**Text:**
____

Performance Compensation
| Equity Vehicle | Target Value | Vesting | Notes |
|---|---|---|---|
| Annual Board Equity Grant | $125,000 | Vests on 1st anniversary of grant | Value increased from $120k to $125k effective Jan 1, 2024; issued under 2017 Equity Plan |
| Form of Awards | Restricted stock/RSUs | Per plan and award agreement | RSU mechanics and forfeiture/settlement terms under 2017 plan |
- For 2025, Sands’ equity and cash awards are prorated for service days, per policy.
- No performance metrics apply to director equity (time‑based vesting under plan).
Other Directorships & Interlocks
| Company | Sector | Potential Interlock with NEXT |
|---|---|---|
| AngloGold Ashanti | Gold mining | Different industry; no supplier/customer overlap disclosed |
| Vmo Aircraft Leasing | Aviation finance | Different industry; no overlap disclosed |
| SP Plus (former) | Mobility/parking | Different industry |
| PDC Energy (former) | Upstream oil & gas | Energy industry experience; no NEXT transaction disclosed |
Expertise & Qualifications
- Ethics, compliance, and internal governance leadership from Boeing (oversight of internal audit, ethics & investigations, compliance risk management, security) supports robust risk oversight on Audit and NGS committees.
- Deep finance background (Corporate Controller; IR; FP&A) bolsters Audit Committee financial oversight.
- MBA (Kellogg) and BBA (Ross) provide strong analytical grounding for compensation design and governance policy review.

____

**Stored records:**
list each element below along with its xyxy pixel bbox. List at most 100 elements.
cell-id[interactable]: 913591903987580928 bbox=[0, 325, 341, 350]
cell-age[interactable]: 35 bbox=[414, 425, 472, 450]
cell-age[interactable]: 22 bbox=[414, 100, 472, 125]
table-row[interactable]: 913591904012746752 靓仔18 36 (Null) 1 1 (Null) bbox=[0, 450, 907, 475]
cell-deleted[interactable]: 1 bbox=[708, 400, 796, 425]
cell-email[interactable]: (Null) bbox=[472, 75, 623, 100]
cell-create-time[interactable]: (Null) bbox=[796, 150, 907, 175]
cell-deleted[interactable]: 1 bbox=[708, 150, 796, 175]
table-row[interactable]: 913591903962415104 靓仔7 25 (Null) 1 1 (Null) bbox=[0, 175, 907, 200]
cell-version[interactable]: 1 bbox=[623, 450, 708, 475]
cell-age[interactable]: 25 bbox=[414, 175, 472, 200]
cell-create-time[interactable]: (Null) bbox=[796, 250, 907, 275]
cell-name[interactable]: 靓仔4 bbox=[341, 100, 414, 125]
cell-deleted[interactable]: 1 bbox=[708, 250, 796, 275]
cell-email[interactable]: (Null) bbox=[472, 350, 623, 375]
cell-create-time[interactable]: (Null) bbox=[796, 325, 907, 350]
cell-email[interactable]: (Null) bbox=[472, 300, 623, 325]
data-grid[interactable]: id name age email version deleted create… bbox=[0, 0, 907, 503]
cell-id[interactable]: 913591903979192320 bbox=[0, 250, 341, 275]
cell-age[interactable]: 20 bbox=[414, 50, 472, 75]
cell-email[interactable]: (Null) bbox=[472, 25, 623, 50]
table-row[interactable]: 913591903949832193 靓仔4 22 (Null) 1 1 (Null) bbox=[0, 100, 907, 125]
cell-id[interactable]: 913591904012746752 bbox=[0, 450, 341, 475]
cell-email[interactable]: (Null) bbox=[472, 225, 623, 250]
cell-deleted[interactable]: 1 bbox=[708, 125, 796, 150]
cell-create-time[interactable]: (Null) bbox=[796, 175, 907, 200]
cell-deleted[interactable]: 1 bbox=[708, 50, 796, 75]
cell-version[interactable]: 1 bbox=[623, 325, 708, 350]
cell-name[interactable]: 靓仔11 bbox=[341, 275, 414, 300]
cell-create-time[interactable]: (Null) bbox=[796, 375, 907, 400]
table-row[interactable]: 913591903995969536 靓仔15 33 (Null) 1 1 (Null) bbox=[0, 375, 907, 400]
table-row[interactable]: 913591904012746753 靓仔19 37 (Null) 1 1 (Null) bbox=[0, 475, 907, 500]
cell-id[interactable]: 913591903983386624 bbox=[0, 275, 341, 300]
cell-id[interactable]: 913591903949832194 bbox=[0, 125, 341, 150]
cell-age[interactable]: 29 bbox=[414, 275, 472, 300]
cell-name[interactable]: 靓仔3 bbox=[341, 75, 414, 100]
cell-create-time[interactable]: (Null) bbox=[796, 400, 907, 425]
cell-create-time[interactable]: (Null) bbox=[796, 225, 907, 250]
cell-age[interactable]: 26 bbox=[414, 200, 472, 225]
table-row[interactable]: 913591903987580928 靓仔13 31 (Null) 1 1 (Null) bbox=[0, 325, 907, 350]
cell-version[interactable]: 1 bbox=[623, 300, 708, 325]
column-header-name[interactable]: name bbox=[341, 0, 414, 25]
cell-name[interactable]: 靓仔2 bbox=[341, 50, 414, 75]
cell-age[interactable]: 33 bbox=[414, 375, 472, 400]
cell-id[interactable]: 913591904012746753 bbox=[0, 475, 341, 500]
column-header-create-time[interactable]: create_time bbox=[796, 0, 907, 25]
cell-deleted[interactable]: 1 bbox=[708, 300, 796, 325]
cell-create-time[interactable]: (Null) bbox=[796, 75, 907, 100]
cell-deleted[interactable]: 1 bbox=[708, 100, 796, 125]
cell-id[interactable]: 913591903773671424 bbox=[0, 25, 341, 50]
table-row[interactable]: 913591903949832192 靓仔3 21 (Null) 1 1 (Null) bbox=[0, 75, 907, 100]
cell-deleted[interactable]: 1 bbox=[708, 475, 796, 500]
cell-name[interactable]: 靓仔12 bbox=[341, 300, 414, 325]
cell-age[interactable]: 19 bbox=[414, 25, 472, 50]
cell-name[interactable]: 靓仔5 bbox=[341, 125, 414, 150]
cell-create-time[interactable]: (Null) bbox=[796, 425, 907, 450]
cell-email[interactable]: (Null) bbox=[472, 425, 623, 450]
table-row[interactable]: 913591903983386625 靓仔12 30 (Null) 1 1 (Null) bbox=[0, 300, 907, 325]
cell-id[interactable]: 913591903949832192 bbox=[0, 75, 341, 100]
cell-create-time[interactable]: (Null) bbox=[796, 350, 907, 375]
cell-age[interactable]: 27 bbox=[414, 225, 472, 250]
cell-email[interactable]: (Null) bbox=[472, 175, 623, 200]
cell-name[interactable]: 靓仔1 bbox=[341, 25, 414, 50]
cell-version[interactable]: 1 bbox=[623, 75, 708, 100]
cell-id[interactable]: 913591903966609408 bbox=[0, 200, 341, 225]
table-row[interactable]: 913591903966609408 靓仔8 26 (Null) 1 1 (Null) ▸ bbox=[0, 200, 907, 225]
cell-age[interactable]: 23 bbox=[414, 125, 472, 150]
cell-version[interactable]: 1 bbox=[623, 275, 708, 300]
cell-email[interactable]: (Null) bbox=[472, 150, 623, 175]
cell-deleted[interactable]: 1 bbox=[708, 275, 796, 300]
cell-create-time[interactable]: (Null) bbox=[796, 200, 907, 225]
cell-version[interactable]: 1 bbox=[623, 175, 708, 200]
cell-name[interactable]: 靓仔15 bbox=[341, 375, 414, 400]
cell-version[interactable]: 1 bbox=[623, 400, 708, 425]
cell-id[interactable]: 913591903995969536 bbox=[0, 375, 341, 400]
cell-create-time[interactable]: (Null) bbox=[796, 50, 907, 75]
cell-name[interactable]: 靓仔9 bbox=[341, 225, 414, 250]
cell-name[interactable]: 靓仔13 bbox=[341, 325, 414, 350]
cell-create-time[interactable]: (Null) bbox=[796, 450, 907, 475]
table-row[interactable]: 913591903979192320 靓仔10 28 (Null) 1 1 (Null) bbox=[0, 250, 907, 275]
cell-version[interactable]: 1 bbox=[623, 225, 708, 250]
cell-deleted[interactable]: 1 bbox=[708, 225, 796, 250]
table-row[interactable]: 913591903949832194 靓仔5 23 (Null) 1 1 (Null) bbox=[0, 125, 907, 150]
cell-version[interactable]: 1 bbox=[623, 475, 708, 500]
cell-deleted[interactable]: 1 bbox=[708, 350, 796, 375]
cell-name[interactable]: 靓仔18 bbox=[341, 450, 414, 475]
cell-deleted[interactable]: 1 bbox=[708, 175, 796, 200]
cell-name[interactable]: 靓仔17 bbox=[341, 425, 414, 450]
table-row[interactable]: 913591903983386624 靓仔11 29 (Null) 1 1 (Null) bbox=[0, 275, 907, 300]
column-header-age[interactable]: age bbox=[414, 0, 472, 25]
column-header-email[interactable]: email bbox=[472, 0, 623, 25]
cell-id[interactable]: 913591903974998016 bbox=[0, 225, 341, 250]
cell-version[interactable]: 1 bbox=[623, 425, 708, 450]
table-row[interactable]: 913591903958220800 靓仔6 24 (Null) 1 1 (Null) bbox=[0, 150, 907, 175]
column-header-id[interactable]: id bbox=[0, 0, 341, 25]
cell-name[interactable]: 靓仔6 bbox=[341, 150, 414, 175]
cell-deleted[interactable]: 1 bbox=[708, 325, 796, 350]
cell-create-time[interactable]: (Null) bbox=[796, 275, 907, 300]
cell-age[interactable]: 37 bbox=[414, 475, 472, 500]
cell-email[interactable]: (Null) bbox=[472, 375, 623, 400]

____

Output the passage from the director compensation text, starting with "Performance Compensation" and going on through "days, per policy.", copied word for word.

Performance Compensation
| Equity Vehicle | Target Value | Vesting | Notes |
|---|---|---|---|
| Annual Board Equity Grant | $125,000 | Vests on 1st anniversary of grant | Value increased from $120k to $125k effective Jan 1, 2024; issued under 2017 Equity Plan |
| Form of Awards | Restricted stock/RSUs | Per plan and award agreement | RSU mechanics and forfeiture/settlement terms under 2017 plan |
- For 2025, Sands’ equity and cash awards are prorated for service days, per policy.